Exercise prompt: Give the total number of lines with the word "background" in them, and no other words.

Data section:

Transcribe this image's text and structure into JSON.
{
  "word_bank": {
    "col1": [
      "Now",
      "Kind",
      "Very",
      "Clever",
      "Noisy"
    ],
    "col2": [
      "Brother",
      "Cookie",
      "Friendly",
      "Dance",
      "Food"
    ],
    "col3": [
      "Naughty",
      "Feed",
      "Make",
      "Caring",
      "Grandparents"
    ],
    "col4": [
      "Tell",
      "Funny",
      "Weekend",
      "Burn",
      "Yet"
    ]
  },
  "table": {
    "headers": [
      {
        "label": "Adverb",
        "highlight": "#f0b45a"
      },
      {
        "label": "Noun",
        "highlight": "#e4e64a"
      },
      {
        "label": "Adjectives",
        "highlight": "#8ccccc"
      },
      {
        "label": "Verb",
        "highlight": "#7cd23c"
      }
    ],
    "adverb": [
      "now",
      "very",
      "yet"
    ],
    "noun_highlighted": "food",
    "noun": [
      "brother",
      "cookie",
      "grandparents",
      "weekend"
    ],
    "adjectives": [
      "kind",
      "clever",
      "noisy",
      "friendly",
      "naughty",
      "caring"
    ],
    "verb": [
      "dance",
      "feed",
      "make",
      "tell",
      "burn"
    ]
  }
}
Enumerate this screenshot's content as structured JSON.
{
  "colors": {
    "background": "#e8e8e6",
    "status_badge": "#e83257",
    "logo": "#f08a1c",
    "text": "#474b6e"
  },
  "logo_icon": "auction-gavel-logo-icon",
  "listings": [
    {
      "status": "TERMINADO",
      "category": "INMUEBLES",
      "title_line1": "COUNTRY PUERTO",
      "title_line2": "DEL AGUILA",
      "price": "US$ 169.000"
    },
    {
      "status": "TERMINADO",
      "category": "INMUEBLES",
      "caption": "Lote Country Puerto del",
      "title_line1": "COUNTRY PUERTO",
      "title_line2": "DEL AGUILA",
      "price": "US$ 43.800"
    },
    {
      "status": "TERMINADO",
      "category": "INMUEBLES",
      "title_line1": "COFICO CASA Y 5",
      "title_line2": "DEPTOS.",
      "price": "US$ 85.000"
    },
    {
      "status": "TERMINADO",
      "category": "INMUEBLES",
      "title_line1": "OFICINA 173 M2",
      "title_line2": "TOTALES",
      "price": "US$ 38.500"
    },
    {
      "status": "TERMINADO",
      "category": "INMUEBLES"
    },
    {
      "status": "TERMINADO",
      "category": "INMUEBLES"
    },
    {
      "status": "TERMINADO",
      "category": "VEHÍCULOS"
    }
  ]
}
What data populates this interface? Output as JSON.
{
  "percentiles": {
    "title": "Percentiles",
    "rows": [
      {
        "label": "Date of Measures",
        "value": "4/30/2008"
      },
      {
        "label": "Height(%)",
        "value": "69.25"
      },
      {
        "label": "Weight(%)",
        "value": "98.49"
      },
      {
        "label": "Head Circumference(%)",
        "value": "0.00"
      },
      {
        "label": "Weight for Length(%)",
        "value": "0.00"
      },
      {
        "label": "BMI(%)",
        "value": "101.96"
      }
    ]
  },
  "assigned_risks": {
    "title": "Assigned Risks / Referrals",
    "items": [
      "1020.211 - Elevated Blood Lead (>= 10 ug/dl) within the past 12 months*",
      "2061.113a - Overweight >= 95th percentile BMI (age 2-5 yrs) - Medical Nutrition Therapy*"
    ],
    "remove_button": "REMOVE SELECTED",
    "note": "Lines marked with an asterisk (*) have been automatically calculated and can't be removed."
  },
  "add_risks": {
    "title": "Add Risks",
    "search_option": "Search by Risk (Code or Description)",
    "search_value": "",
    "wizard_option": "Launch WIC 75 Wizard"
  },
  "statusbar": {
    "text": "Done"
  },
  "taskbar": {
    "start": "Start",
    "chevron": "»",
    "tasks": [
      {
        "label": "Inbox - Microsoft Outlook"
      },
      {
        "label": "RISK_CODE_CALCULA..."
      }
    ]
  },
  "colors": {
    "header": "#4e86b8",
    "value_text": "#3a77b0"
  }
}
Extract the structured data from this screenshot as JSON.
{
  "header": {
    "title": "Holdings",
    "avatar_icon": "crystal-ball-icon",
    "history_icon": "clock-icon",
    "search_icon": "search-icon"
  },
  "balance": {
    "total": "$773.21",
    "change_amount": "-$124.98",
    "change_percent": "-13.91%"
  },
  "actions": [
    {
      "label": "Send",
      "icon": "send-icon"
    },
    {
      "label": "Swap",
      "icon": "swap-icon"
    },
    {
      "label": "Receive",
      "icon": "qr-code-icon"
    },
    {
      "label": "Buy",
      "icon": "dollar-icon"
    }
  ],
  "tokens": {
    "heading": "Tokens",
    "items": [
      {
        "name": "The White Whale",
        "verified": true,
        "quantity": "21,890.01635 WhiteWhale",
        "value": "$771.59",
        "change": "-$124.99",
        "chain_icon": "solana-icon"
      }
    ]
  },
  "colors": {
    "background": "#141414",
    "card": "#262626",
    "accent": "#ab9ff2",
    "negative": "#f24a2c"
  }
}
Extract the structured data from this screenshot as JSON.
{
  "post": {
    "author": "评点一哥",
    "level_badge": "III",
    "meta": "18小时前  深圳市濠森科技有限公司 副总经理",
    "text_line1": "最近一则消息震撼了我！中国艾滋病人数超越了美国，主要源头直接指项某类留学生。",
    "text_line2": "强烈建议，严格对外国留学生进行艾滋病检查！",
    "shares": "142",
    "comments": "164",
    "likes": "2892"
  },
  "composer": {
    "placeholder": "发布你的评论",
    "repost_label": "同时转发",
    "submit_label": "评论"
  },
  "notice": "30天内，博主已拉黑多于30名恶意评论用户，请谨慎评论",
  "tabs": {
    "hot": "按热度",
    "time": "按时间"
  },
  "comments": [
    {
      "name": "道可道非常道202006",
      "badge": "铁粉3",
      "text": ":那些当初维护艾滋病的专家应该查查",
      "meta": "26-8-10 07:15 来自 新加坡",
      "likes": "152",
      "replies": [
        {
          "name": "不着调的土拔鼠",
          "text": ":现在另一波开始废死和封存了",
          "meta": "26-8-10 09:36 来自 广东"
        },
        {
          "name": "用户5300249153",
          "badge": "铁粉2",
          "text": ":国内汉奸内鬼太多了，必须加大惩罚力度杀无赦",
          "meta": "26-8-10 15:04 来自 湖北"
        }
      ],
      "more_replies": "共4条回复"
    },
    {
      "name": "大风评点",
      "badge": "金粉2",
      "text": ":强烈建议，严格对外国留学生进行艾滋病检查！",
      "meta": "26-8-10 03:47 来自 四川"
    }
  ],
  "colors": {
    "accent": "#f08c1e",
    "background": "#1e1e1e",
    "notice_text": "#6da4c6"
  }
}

Task output: 3